[Begin]

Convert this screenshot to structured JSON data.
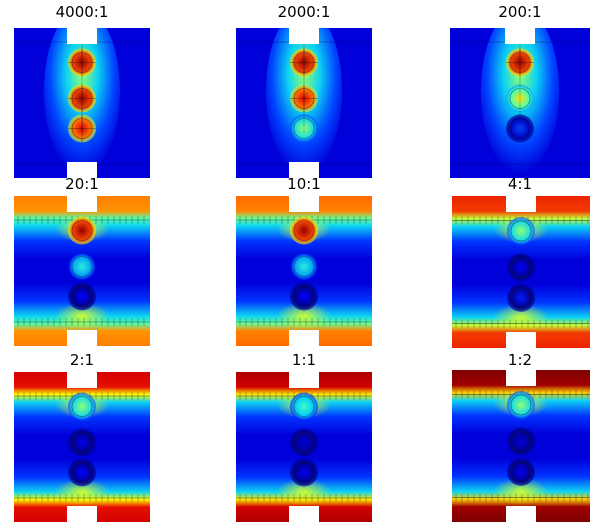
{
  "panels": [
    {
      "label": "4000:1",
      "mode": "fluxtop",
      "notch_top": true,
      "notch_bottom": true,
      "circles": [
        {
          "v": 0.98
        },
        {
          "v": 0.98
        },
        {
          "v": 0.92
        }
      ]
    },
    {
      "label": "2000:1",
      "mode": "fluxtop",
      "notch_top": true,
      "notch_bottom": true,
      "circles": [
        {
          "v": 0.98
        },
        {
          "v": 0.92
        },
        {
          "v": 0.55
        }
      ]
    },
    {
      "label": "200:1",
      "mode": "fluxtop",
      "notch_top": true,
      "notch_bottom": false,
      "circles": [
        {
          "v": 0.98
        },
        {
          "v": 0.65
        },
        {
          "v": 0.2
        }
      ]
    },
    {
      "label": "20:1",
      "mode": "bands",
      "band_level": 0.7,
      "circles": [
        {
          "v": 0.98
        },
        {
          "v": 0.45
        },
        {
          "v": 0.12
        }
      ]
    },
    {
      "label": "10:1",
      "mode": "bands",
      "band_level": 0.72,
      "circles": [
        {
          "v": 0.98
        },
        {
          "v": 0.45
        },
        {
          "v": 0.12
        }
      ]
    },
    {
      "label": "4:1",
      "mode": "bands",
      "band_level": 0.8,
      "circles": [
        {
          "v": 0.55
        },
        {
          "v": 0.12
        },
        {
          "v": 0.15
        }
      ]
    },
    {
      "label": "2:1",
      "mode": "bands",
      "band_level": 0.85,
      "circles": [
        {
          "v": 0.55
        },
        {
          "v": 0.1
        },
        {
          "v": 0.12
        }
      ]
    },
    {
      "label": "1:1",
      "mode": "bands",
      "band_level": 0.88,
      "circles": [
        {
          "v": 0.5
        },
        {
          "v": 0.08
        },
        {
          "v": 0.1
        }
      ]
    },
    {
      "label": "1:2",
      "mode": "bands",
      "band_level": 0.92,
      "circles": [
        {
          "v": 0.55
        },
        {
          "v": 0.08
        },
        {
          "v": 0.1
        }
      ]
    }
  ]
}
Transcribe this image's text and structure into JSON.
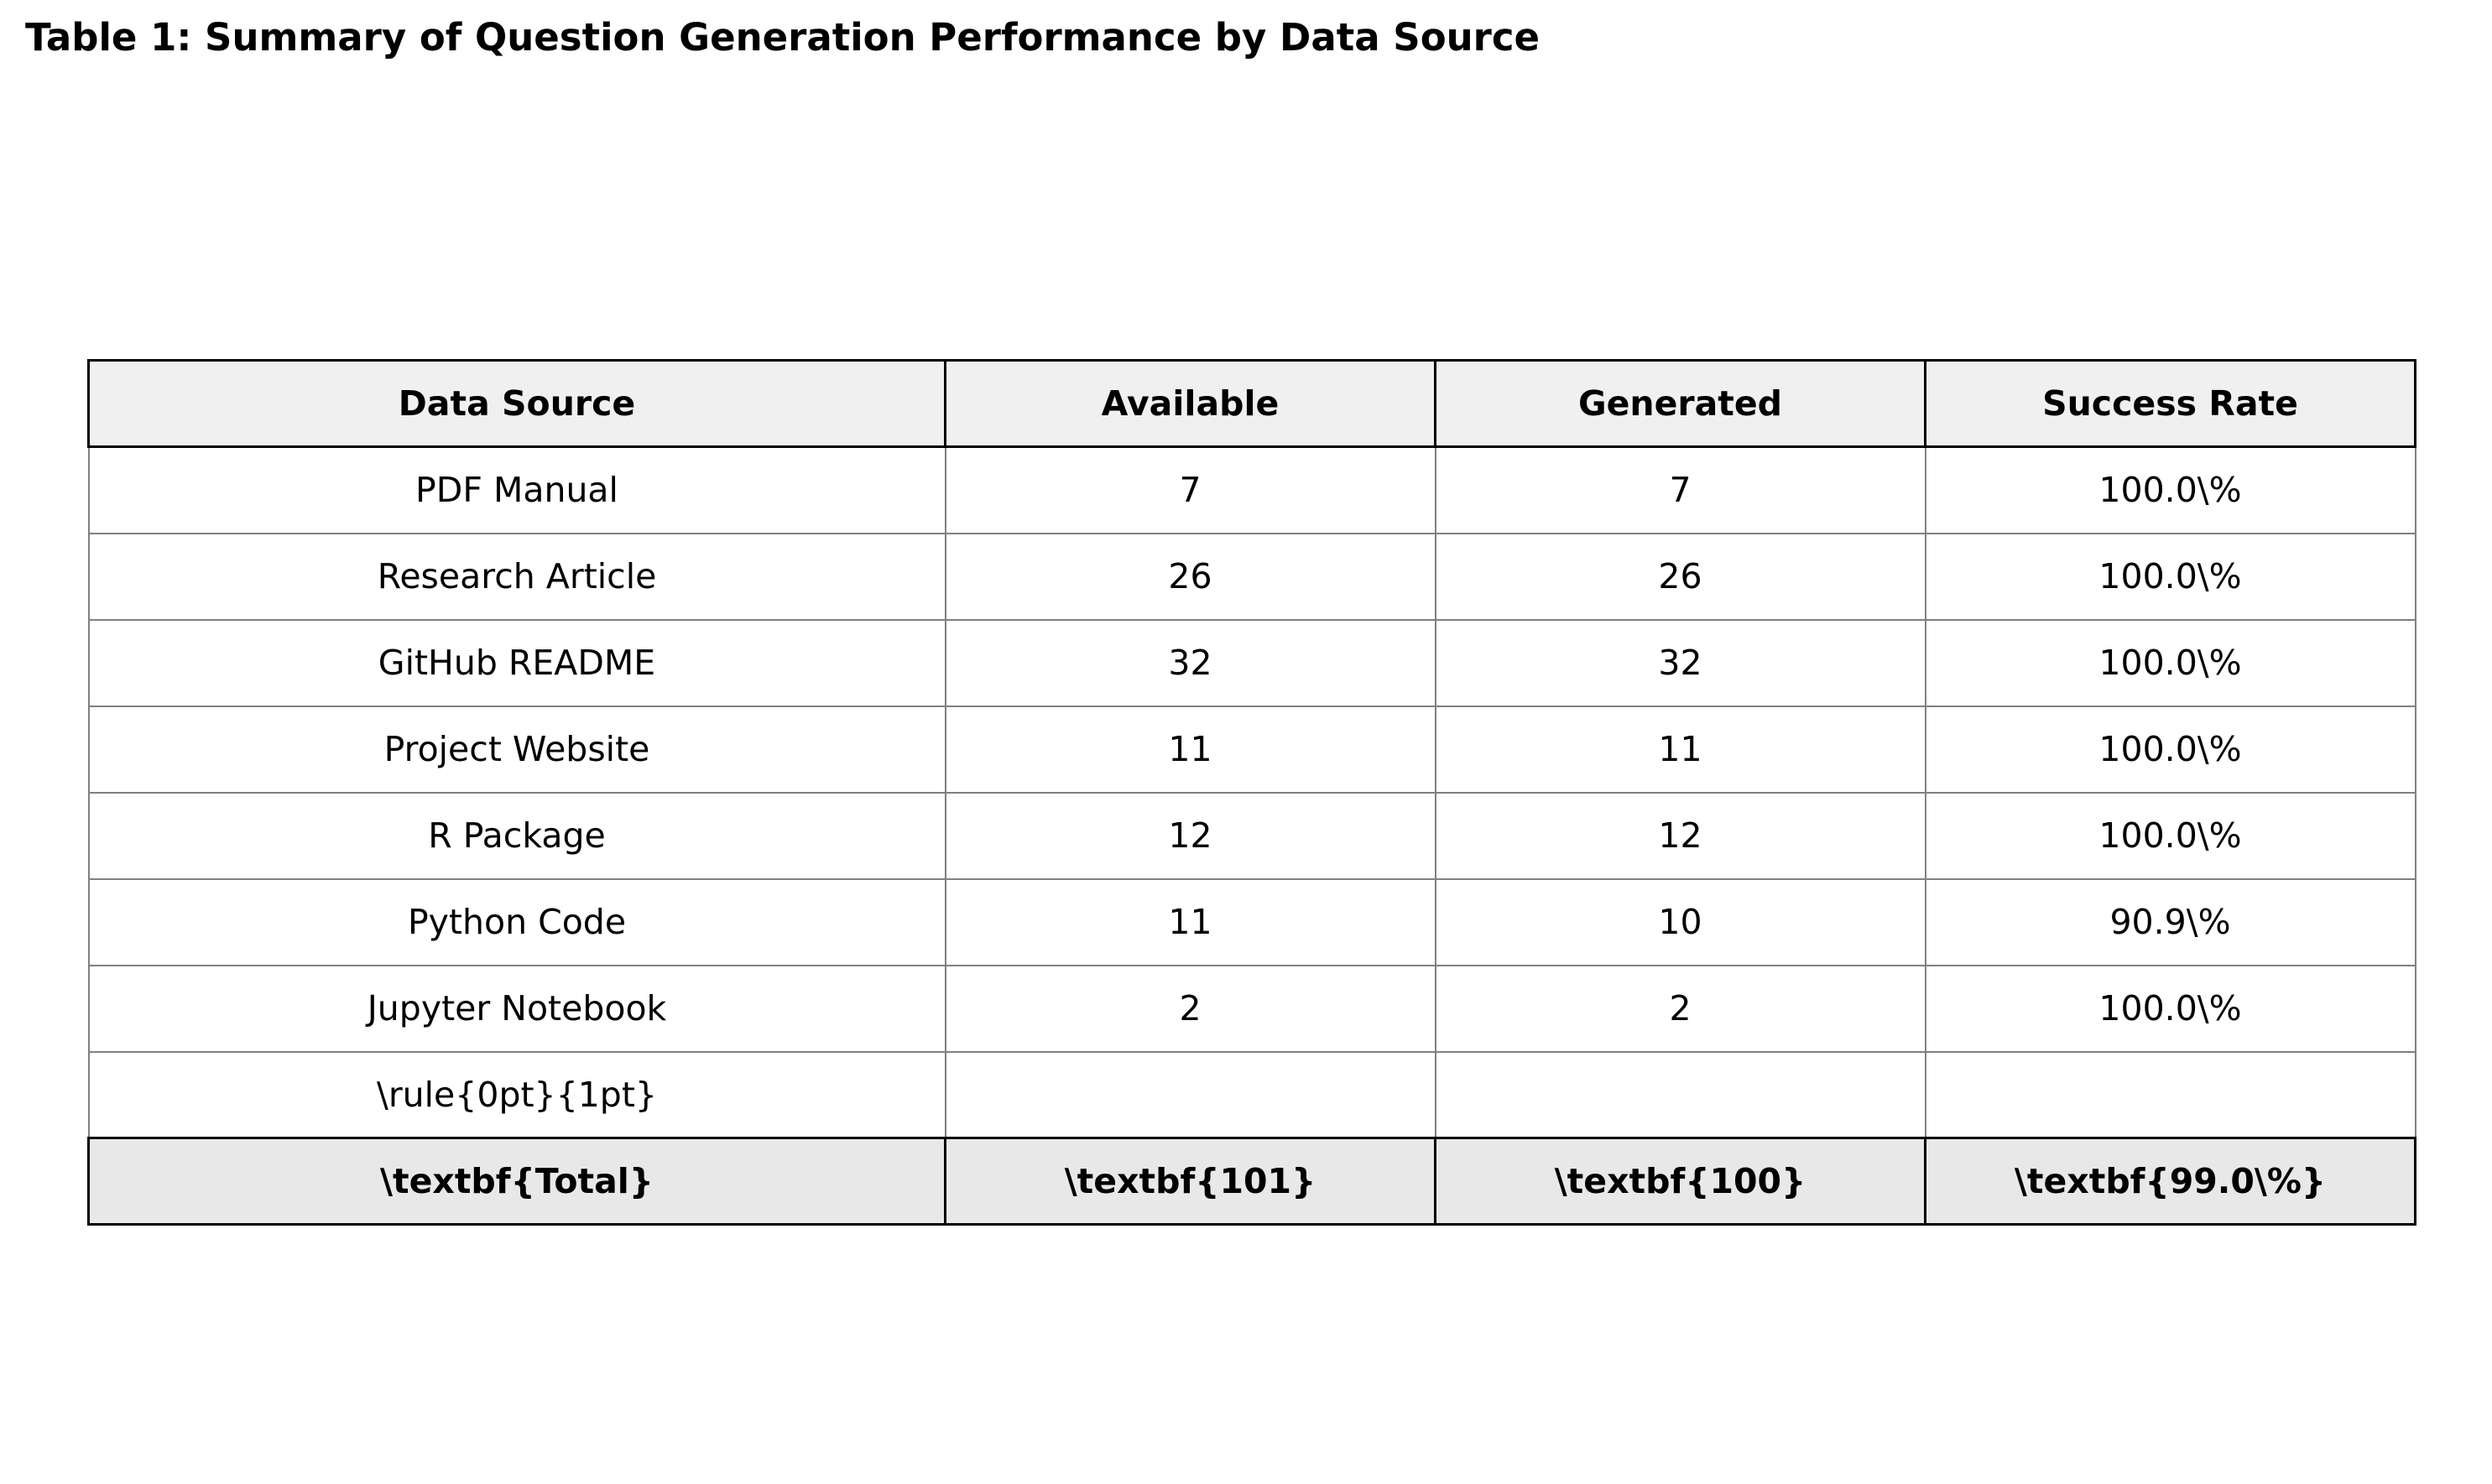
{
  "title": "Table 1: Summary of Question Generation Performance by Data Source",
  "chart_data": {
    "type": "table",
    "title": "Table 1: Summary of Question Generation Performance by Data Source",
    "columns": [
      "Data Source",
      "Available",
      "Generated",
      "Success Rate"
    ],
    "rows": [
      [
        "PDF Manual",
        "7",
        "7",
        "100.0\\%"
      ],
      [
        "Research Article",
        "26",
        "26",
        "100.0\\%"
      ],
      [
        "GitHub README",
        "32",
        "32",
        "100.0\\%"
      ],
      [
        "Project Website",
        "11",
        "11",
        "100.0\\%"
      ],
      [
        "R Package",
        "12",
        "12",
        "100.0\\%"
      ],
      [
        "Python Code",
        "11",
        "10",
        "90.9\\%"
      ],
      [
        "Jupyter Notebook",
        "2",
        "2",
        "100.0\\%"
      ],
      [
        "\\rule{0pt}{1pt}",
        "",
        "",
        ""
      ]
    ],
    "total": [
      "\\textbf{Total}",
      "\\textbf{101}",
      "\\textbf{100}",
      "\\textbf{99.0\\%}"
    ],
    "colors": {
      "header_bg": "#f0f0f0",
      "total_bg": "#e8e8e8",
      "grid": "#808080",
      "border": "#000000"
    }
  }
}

[End]

To be done => In your copy, repeat each record exactly and include no pictures.

Reply to the task =>
Convert this screenshot to structured JSON data.
{
  "panels": [
    {
      "label": "4000:1",
      "mode": "fluxtop",
      "notch_top": true,
      "notch_bottom": true,
      "circles": [
        {
          "v": 0.98
        },
        {
          "v": 0.98
        },
        {
          "v": 0.92
        }
      ]
    },
    {
      "label": "2000:1",
      "mode": "fluxtop",
      "notch_top": true,
      "notch_bottom": true,
      "circles": [
        {
          "v": 0.98
        },
        {
          "v": 0.92
        },
        {
          "v": 0.55
        }
      ]
    },
    {
      "label": "200:1",
      "mode": "fluxtop",
      "notch_top": true,
      "notch_bottom": false,
      "circles": [
        {
          "v": 0.98
        },
        {
          "v": 0.65
        },
        {
          "v": 0.2
        }
      ]
    },
    {
      "label": "20:1",
      "mode": "bands",
      "band_level": 0.7,
      "circles": [
        {
          "v": 0.98
        },
        {
          "v": 0.45
        },
        {
          "v": 0.12
        }
      ]
    },
    {
      "label": "10:1",
      "mode": "bands",
      "band_level": 0.72,
      "circles": [
        {
          "v": 0.98
        },
        {
          "v": 0.45
        },
        {
          "v": 0.12
        }
      ]
    },
    {
      "label": "4:1",
      "mode": "bands",
      "band_level": 0.8,
      "circles": [
        {
          "v": 0.55
        },
        {
          "v": 0.12
        },
        {
          "v": 0.15
        }
      ]
    },
    {
      "label": "2:1",
      "mode": "bands",
      "band_level": 0.85,
      "circles": [
        {
          "v": 0.55
        },
        {
          "v": 0.1
        },
        {
          "v": 0.12
        }
      ]
    },
    {
      "label": "1:1",
      "mode": "bands",
      "band_level": 0.88,
      "circles": [
        {
          "v": 0.5
        },
        {
          "v": 0.08
        },
        {
          "v": 0.1
        }
      ]
    },
    {
      "label": "1:2",
      "mode": "bands",
      "band_level": 0.92,
      "circles": [
        {
          "v": 0.55
        },
        {
          "v": 0.08
        },
        {
          "v": 0.1
        }
      ]
    }
  ]
}
Transcribe this image's text and structure into JSON.
{
  "title": "Table 1: Summary of Question Generation Performance by Data Source",
  "chart_data": {
    "type": "table",
    "title": "Table 1: Summary of Question Generation Performance by Data Source",
    "columns": [
      "Data Source",
      "Available",
      "Generated",
      "Success Rate"
    ],
    "rows": [
      [
        "PDF Manual",
        "7",
        "7",
        "100.0\\%"
      ],
      [
        "Research Article",
        "26",
        "26",
        "100.0\\%"
      ],
      [
        "GitHub README",
        "32",
        "32",
        "100.0\\%"
      ],
      [
        "Project Website",
        "11",
        "11",
        "100.0\\%"
      ],
      [
        "R Package",
        "12",
        "12",
        "100.0\\%"
      ],
      [
        "Python Code",
        "11",
        "10",
        "90.9\\%"
      ],
      [
        "Jupyter Notebook",
        "2",
        "2",
        "100.0\\%"
      ],
      [
        "\\rule{0pt}{1pt}",
        "",
        "",
        ""
      ]
    ],
    "total": [
      "\\textbf{Total}",
      "\\textbf{101}",
      "\\textbf{100}",
      "\\textbf{99.0\\%}"
    ],
    "colors": {
      "header_bg": "#f0f0f0",
      "total_bg": "#e8e8e8",
      "grid": "#808080",
      "border": "#000000"
    }
  }
}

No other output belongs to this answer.